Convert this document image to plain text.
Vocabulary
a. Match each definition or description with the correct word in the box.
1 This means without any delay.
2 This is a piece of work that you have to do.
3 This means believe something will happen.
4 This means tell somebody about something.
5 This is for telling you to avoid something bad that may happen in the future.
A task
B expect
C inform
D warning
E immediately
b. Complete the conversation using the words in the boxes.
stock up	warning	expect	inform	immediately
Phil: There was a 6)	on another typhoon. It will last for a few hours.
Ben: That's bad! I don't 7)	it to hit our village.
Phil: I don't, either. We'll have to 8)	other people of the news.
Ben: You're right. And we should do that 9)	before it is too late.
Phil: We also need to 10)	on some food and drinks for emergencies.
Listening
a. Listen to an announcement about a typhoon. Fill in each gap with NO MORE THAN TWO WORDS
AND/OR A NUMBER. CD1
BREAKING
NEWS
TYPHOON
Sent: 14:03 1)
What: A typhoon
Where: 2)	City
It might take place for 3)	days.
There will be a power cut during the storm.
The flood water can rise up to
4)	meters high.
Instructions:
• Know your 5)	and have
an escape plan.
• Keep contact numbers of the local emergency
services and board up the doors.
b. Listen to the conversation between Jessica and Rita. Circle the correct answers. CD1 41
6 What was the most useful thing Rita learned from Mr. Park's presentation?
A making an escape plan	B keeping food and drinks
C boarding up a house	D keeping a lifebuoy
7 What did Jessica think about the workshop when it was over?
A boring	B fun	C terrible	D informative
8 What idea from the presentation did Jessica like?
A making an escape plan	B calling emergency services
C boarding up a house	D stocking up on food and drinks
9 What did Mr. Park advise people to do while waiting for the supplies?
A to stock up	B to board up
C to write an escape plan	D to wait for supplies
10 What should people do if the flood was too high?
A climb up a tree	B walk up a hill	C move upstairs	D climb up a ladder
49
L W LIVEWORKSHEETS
__________
§ **Exercise aim**
Repeat all of the entries exactly.

§ **Reply to the task**
Convert this document image to plain text.
Vocabulary
a. Match each definition or description with the correct word in the box.
1 This means without any delay.
2 This is a piece of work that you have to do.
3 This means believe something will happen.
4 This means tell somebody about something.
5 This is for telling you to avoid something bad that may happen in the future.
A task
B expect
C inform
D warning
E immediately
b. Complete the conversation using the words in the boxes.
stock up	warning	expect	inform	immediately
Phil: There was a 6)	on another typhoon. It will last for a few hours.
Ben: That's bad! I don't 7)	it to hit our village.
Phil: I don't, either. We'll have to 8)	other people of the news.
Ben: You're right. And we should do that 9)	before it is too late.
Phil: We also need to 10)	on some food and drinks for emergencies.
Listening
a. Listen to an announcement about a typhoon. Fill in each gap with NO MORE THAN TWO WORDS
AND/OR A NUMBER. CD1
BREAKING
NEWS
TYPHOON
Sent: 14:03 1)
What: A typhoon
Where: 2)	City
It might take place for 3)	days.
There will be a power cut during the storm.
The flood water can rise up to
4)	meters high.
Instructions:
• Know your 5)	and have
an escape plan.
• Keep contact numbers of the local emergency
services and board up the doors.
b. Listen to the conversation between Jessica and Rita. Circle the correct answers. CD1 41
6 What was the most useful thing Rita learned from Mr. Park's presentation?
A making an escape plan	B keeping food and drinks
C boarding up a house	D keeping a lifebuoy
7 What did Jessica think about the workshop when it was over?
A boring	B fun	C terrible	D informative
8 What idea from the presentation did Jessica like?
A making an escape plan	B calling emergency services
C boarding up a house	D stocking up on food and drinks
9 What did Mr. Park advise people to do while waiting for the supplies?
A to stock up	B to board up
C to write an escape plan	D to wait for supplies
10 What should people do if the flood was too high?
A climb up a tree	B walk up a hill	C move upstairs	D climb up a ladder
49
L W LIVEWORKSHEETS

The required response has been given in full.